Goal of the exercise ▸ Extract the listing below in full, unchanged.

Data records ▸
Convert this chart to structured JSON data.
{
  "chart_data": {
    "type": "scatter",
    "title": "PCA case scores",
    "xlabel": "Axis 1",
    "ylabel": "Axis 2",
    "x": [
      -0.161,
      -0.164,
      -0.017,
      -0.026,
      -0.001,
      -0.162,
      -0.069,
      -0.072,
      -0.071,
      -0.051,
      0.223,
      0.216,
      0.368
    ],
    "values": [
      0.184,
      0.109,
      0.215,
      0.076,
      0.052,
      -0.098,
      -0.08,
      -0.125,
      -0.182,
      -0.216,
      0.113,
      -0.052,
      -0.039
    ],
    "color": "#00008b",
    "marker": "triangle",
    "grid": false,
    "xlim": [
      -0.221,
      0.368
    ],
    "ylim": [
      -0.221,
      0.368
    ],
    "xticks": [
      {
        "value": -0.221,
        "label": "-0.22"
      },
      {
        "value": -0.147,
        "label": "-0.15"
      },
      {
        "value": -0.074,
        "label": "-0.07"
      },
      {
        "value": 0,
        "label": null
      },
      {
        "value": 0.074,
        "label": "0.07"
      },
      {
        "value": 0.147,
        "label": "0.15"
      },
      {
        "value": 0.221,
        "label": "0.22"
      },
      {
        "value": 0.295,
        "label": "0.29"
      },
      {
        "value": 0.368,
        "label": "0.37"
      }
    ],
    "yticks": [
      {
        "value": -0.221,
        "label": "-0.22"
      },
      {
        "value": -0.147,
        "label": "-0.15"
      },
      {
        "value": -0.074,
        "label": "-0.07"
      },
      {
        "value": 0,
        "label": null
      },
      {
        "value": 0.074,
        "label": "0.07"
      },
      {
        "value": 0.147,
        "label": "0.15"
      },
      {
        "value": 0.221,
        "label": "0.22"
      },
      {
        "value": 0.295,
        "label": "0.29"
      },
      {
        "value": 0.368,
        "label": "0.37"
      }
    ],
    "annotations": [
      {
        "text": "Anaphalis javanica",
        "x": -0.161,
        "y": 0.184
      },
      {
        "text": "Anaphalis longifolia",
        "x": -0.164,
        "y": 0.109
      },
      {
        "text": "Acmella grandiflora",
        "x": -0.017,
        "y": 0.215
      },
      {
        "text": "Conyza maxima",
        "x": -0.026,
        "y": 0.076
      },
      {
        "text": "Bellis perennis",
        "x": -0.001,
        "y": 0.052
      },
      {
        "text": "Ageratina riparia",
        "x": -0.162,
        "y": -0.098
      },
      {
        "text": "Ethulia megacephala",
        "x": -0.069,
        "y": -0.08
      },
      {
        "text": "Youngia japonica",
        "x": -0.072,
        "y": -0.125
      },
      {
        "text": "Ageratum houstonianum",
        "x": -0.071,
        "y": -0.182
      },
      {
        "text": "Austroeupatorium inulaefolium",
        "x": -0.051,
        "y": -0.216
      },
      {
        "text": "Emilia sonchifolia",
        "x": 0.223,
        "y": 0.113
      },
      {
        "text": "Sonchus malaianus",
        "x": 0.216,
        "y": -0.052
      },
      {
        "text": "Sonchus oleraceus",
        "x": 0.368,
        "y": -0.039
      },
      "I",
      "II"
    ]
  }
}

Final result ▸
Convert this chart to structured JSON data.
{
  "chart_data": {
    "type": "scatter",
    "title": "PCA case scores",
    "xlabel": "Axis 1",
    "ylabel": "Axis 2",
    "x": [
      -0.161,
      -0.164,
      -0.017,
      -0.026,
      -0.001,
      -0.162,
      -0.069,
      -0.072,
      -0.071,
      -0.051,
      0.223,
      0.216,
      0.368
    ],
    "values": [
      0.184,
      0.109,
      0.215,
      0.076,
      0.052,
      -0.098,
      -0.08,
      -0.125,
      -0.182,
      -0.216,
      0.113,
      -0.052,
      -0.039
    ],
    "color": "#00008b",
    "marker": "triangle",
    "grid": false,
    "xlim": [
      -0.221,
      0.368
    ],
    "ylim": [
      -0.221,
      0.368
    ],
    "xticks": [
      {
        "value": -0.221,
        "label": "-0.22"
      },
      {
        "value": -0.147,
        "label": "-0.15"
      },
      {
        "value": -0.074,
        "label": "-0.07"
      },
      {
        "value": 0,
        "label": null
      },
      {
        "value": 0.074,
        "label": "0.07"
      },
      {
        "value": 0.147,
        "label": "0.15"
      },
      {
        "value": 0.221,
        "label": "0.22"
      },
      {
        "value": 0.295,
        "label": "0.29"
      },
      {
        "value": 0.368,
        "label": "0.37"
      }
    ],
    "yticks": [
      {
        "value": -0.221,
        "label": "-0.22"
      },
      {
        "value": -0.147,
        "label": "-0.15"
      },
      {
        "value": -0.074,
        "label": "-0.07"
      },
      {
        "value": 0,
        "label": null
      },
      {
        "value": 0.074,
        "label": "0.07"
      },
      {
        "value": 0.147,
        "label": "0.15"
      },
      {
        "value": 0.221,
        "label": "0.22"
      },
      {
        "value": 0.295,
        "label": "0.29"
      },
      {
        "value": 0.368,
        "label": "0.37"
      }
    ],
    "annotations": [
      {
        "text": "Anaphalis javanica",
        "x": -0.161,
        "y": 0.184
      },
      {
        "text": "Anaphalis longifolia",
        "x": -0.164,
        "y": 0.109
      },
      {
        "text": "Acmella grandiflora",
        "x": -0.017,
        "y": 0.215
      },
      {
        "text": "Conyza maxima",
        "x": -0.026,
        "y": 0.076
      },
      {
        "text": "Bellis perennis",
        "x": -0.001,
        "y": 0.052
      },
      {
        "text": "Ageratina riparia",
        "x": -0.162,
        "y": -0.098
      },
      {
        "text": "Ethulia megacephala",
        "x": -0.069,
        "y": -0.08
      },
      {
        "text": "Youngia japonica",
        "x": -0.072,
        "y": -0.125
      },
      {
        "text": "Ageratum houstonianum",
        "x": -0.071,
        "y": -0.182
      },
      {
        "text": "Austroeupatorium inulaefolium",
        "x": -0.051,
        "y": -0.216
      },
      {
        "text": "Emilia sonchifolia",
        "x": 0.223,
        "y": 0.113
      },
      {
        "text": "Sonchus malaianus",
        "x": 0.216,
        "y": -0.052
      },
      {
        "text": "Sonchus oleraceus",
        "x": 0.368,
        "y": -0.039
      },
      "I",
      "II"
    ]
  }
}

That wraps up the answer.